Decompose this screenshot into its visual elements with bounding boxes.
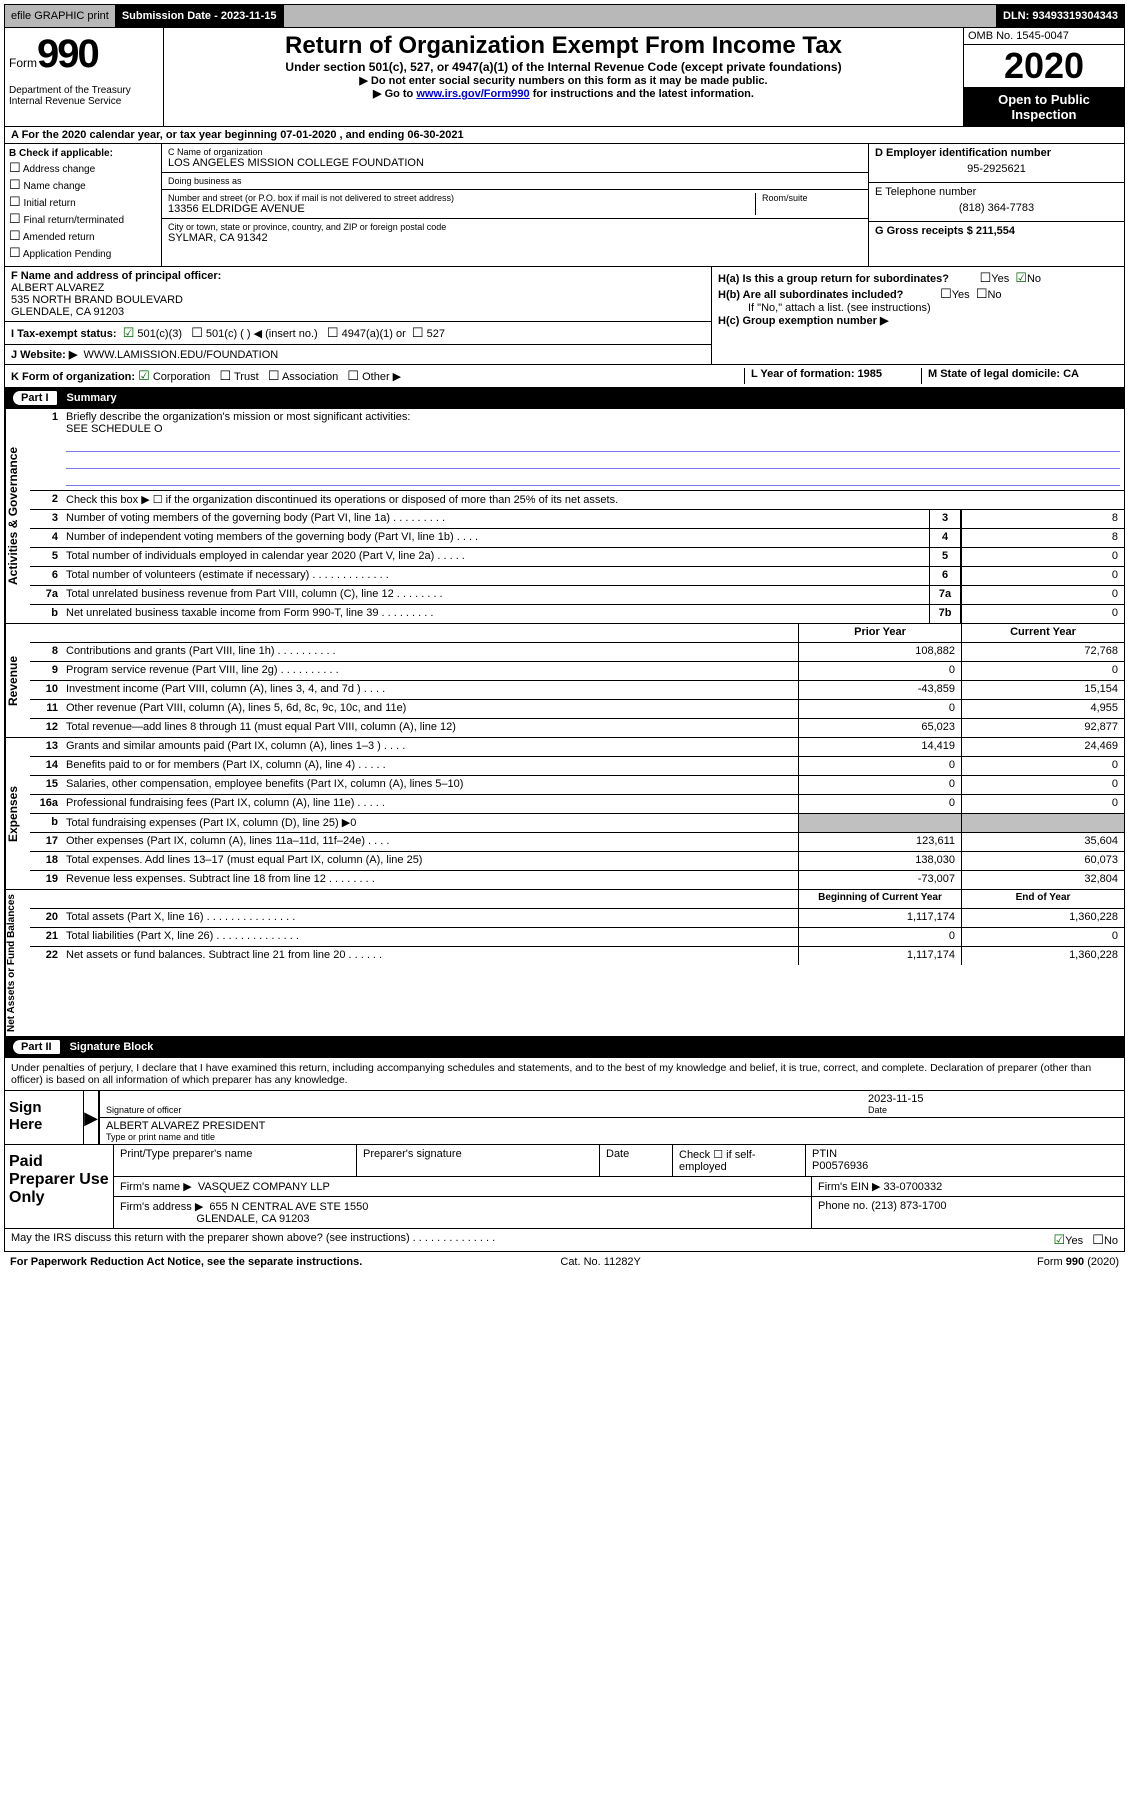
form-990-label: Form990 xyxy=(9,32,159,77)
discuss-row: May the IRS discuss this return with the… xyxy=(4,1229,1125,1252)
group-return-cell: H(a) Is this a group return for subordin… xyxy=(712,267,1124,364)
footer: For Paperwork Reduction Act Notice, see … xyxy=(4,1252,1125,1272)
instruction-2: ▶ Go to www.irs.gov/Form990 for instruct… xyxy=(172,87,955,100)
form-subtitle: Under section 501(c), 527, or 4947(a)(1)… xyxy=(172,60,955,74)
efile-label[interactable]: efile GRAPHIC print xyxy=(5,5,116,27)
tax-year: 2020 xyxy=(964,45,1124,88)
summary-governance: Activities & Governance 1 Briefly descri… xyxy=(4,409,1125,624)
dba-cell: Doing business as xyxy=(162,173,868,190)
dln: DLN: 93493319304343 xyxy=(996,5,1124,27)
officer-cell: F Name and address of principal officer:… xyxy=(5,267,711,322)
address-cell: Number and street (or P.O. box if mail i… xyxy=(162,190,868,219)
section-bcd: B Check if applicable: Address change Na… xyxy=(4,144,1125,267)
cb-amended[interactable]: Amended return xyxy=(9,228,157,244)
row-a-period: A For the 2020 calendar year, or tax yea… xyxy=(4,127,1125,144)
gross-cell: G Gross receipts $ 211,554 xyxy=(869,222,1124,240)
website-cell: J Website: ▶ WWW.LAMISSION.EDU/FOUNDATIO… xyxy=(5,345,711,364)
sign-here-block: Sign Here ▶ Signature of officer 2023-11… xyxy=(4,1091,1125,1145)
cb-address-change[interactable]: Address change xyxy=(9,160,157,176)
cb-assoc[interactable] xyxy=(268,371,280,383)
summary-revenue: Revenue Prior YearCurrent Year 8Contribu… xyxy=(4,624,1125,738)
cb-4947[interactable] xyxy=(327,328,339,340)
ein-cell: D Employer identification number 95-2925… xyxy=(869,144,1124,183)
cb-other[interactable] xyxy=(347,371,359,383)
row-klm: K Form of organization: Corporation Trus… xyxy=(4,365,1125,388)
omb-number: OMB No. 1545-0047 xyxy=(964,28,1124,45)
section-fgh: F Name and address of principal officer:… xyxy=(4,267,1125,365)
cb-501c3[interactable] xyxy=(123,328,135,340)
cb-initial-return[interactable]: Initial return xyxy=(9,194,157,210)
cb-corp[interactable] xyxy=(138,371,150,383)
org-name-cell: C Name of organization LOS ANGELES MISSI… xyxy=(162,144,868,173)
part-1-header: Part ISummary xyxy=(4,388,1125,409)
perjury-text: Under penalties of perjury, I declare th… xyxy=(4,1058,1125,1091)
cb-discuss-no[interactable] xyxy=(1092,1235,1104,1247)
cb-final-return[interactable]: Final return/terminated xyxy=(9,211,157,227)
col-b-checkboxes: B Check if applicable: Address change Na… xyxy=(5,144,162,266)
inspection-label: Open to Public Inspection xyxy=(964,88,1124,126)
tax-exempt-cell: I Tax-exempt status: 501(c)(3) 501(c) ( … xyxy=(5,322,711,345)
cb-527[interactable] xyxy=(412,328,424,340)
cb-application-pending[interactable]: Application Pending xyxy=(9,245,157,261)
cb-name-change[interactable]: Name change xyxy=(9,177,157,193)
irs-link[interactable]: www.irs.gov/Form990 xyxy=(416,88,529,100)
form-title: Return of Organization Exempt From Incom… xyxy=(172,32,955,60)
cb-discuss-yes[interactable] xyxy=(1054,1235,1066,1247)
form-header: Form990 Department of the Treasury Inter… xyxy=(4,28,1125,127)
part-2-header: Part IISignature Block xyxy=(4,1037,1125,1058)
tel-cell: E Telephone number (818) 364-7783 xyxy=(869,183,1124,222)
summary-net: Net Assets or Fund Balances Beginning of… xyxy=(4,890,1125,1037)
summary-expenses: Expenses 13Grants and similar amounts pa… xyxy=(4,738,1125,890)
top-bar: efile GRAPHIC print Submission Date - 20… xyxy=(4,4,1125,28)
cb-trust[interactable] xyxy=(219,371,231,383)
submission-date: Submission Date - 2023-11-15 xyxy=(116,5,284,27)
dept-label: Department of the Treasury Internal Reve… xyxy=(9,85,159,107)
cb-501c[interactable] xyxy=(191,328,203,340)
instruction-1: ▶ Do not enter social security numbers o… xyxy=(172,74,955,87)
paid-preparer-block: Paid Preparer Use Only Print/Type prepar… xyxy=(4,1145,1125,1229)
city-cell: City or town, state or province, country… xyxy=(162,219,868,247)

▸ **What is needed**
Change every "Submission Date" in the rows above to "Filing Date", leaving everything else as it is and omitting the pictures.

▸ **Output for this exercise**
Decompose this screenshot into its visual elements with bounding boxes.
form-990-label: Form990 xyxy=(9,32,159,77)
discuss-row: May the IRS discuss this return with the… xyxy=(4,1229,1125,1252)
group-return-cell: H(a) Is this a group return for subordin… xyxy=(712,267,1124,364)
footer: For Paperwork Reduction Act Notice, see … xyxy=(4,1252,1125,1272)
instruction-2: ▶ Go to www.irs.gov/Form990 for instruct… xyxy=(172,87,955,100)
form-subtitle: Under section 501(c), 527, or 4947(a)(1)… xyxy=(172,60,955,74)
efile-label[interactable]: efile GRAPHIC print xyxy=(5,5,116,27)
tax-year: 2020 xyxy=(964,45,1124,88)
summary-governance: Activities & Governance 1 Briefly descri… xyxy=(4,409,1125,624)
dba-cell: Doing business as xyxy=(162,173,868,190)
dln: DLN: 93493319304343 xyxy=(996,5,1124,27)
officer-cell: F Name and address of principal officer:… xyxy=(5,267,711,322)
address-cell: Number and street (or P.O. box if mail i… xyxy=(162,190,868,219)
section-bcd: B Check if applicable: Address change Na… xyxy=(4,144,1125,267)
cb-amended[interactable]: Amended return xyxy=(9,228,157,244)
row-a-period: A For the 2020 calendar year, or tax yea… xyxy=(4,127,1125,144)
gross-cell: G Gross receipts $ 211,554 xyxy=(869,222,1124,240)
website-cell: J Website: ▶ WWW.LAMISSION.EDU/FOUNDATIO… xyxy=(5,345,711,364)
sign-here-block: Sign Here ▶ Signature of officer 2023-11… xyxy=(4,1091,1125,1145)
cb-address-change[interactable]: Address change xyxy=(9,160,157,176)
cb-assoc[interactable] xyxy=(268,371,280,383)
summary-revenue: Revenue Prior YearCurrent Year 8Contribu… xyxy=(4,624,1125,738)
cb-4947[interactable] xyxy=(327,328,339,340)
ein-cell: D Employer identification number 95-2925… xyxy=(869,144,1124,183)
cb-other[interactable] xyxy=(347,371,359,383)
row-klm: K Form of organization: Corporation Trus… xyxy=(4,365,1125,388)
omb-number: OMB No. 1545-0047 xyxy=(964,28,1124,45)
section-fgh: F Name and address of principal officer:… xyxy=(4,267,1125,365)
cb-501c3[interactable] xyxy=(123,328,135,340)
cb-initial-return[interactable]: Initial return xyxy=(9,194,157,210)
cb-corp[interactable] xyxy=(138,371,150,383)
org-name-cell: C Name of organization LOS ANGELES MISSI… xyxy=(162,144,868,173)
part-1-header: Part ISummary xyxy=(4,388,1125,409)
perjury-text: Under penalties of perjury, I declare th… xyxy=(4,1058,1125,1091)
cb-discuss-no[interactable] xyxy=(1092,1235,1104,1247)
cb-final-return[interactable]: Final return/terminated xyxy=(9,211,157,227)
col-b-checkboxes: B Check if applicable: Address change Na… xyxy=(5,144,162,266)
inspection-label: Open to Public Inspection xyxy=(964,88,1124,126)
tax-exempt-cell: I Tax-exempt status: 501(c)(3) 501(c) ( … xyxy=(5,322,711,345)
cb-527[interactable] xyxy=(412,328,424,340)
cb-application-pending[interactable]: Application Pending xyxy=(9,245,157,261)
cb-name-change[interactable]: Name change xyxy=(9,177,157,193)
irs-link[interactable]: www.irs.gov/Form990 xyxy=(416,88,529,100)
form-title: Return of Organization Exempt From Incom… xyxy=(172,32,955,60)
cb-discuss-yes[interactable] xyxy=(1054,1235,1066,1247)
form-header: Form990 Department of the Treasury Inter… xyxy=(4,28,1125,127)
part-2-header: Part IISignature Block xyxy=(4,1037,1125,1058)
tel-cell: E Telephone number (818) 364-7783 xyxy=(869,183,1124,222)
summary-net: Net Assets or Fund Balances Beginning of… xyxy=(4,890,1125,1037)
summary-expenses: Expenses 13Grants and similar amounts pa… xyxy=(4,738,1125,890)
top-bar: efile GRAPHIC print Filing Date - 20… xyxy=(4,4,1125,28)
cb-trust[interactable] xyxy=(219,371,231,383)
submission-date: Filing Date - 2023-11-15 xyxy=(116,5,284,27)
dept-label: Department of the Treasury Internal Reve… xyxy=(9,85,159,107)
cb-501c[interactable] xyxy=(191,328,203,340)
instruction-1: ▶ Do not enter social security numbers o… xyxy=(172,74,955,87)
paid-preparer-block: Paid Preparer Use Only Print/Type prepar… xyxy=(4,1145,1125,1229)
city-cell: City or town, state or province, country… xyxy=(162,219,868,247)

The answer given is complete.